Exactly as they appear, output all of the entries.

--- BEGIN SUPPLIED RECORDS ---

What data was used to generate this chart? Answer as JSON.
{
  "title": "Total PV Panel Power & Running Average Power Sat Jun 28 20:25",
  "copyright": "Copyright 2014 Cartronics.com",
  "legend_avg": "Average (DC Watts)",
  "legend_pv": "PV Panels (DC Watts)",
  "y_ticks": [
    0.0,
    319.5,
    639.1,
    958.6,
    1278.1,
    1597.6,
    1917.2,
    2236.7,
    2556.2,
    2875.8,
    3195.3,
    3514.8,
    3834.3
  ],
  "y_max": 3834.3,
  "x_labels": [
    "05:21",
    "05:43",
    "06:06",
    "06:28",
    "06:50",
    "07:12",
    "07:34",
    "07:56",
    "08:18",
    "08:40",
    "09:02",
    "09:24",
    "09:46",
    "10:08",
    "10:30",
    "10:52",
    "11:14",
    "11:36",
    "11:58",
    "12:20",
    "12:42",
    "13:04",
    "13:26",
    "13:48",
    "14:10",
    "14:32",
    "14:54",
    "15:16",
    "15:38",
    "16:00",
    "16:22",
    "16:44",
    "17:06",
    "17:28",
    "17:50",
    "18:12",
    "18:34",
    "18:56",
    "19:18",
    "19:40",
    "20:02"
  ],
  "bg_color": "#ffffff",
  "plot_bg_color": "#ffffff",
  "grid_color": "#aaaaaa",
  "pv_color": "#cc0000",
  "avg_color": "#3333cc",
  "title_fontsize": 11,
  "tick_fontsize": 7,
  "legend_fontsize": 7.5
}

--- END SUPPLIED RECORDS ---

→ **WRITTEN RESPONSE**
What data was used to generate this chart? Answer as JSON.
{
  "title": "Total PV Panel Power & Running Average Power Sat Jun 28 20:25",
  "copyright": "Copyright 2014 Cartronics.com",
  "legend_avg": "Average (DC Watts)",
  "legend_pv": "PV Panels (DC Watts)",
  "y_ticks": [
    0.0,
    319.5,
    639.1,
    958.6,
    1278.1,
    1597.6,
    1917.2,
    2236.7,
    2556.2,
    2875.8,
    3195.3,
    3514.8,
    3834.3
  ],
  "y_max": 3834.3,
  "x_labels": [
    "05:21",
    "05:43",
    "06:06",
    "06:28",
    "06:50",
    "07:12",
    "07:34",
    "07:56",
    "08:18",
    "08:40",
    "09:02",
    "09:24",
    "09:46",
    "10:08",
    "10:30",
    "10:52",
    "11:14",
    "11:36",
    "11:58",
    "12:20",
    "12:42",
    "13:04",
    "13:26",
    "13:48",
    "14:10",
    "14:32",
    "14:54",
    "15:16",
    "15:38",
    "16:00",
    "16:22",
    "16:44",
    "17:06",
    "17:28",
    "17:50",
    "18:12",
    "18:34",
    "18:56",
    "19:18",
    "19:40",
    "20:02"
  ],
  "bg_color": "#ffffff",
  "plot_bg_color": "#ffffff",
  "grid_color": "#aaaaaa",
  "pv_color": "#cc0000",
  "avg_color": "#3333cc",
  "title_fontsize": 11,
  "tick_fontsize": 7,
  "legend_fontsize": 7.5
}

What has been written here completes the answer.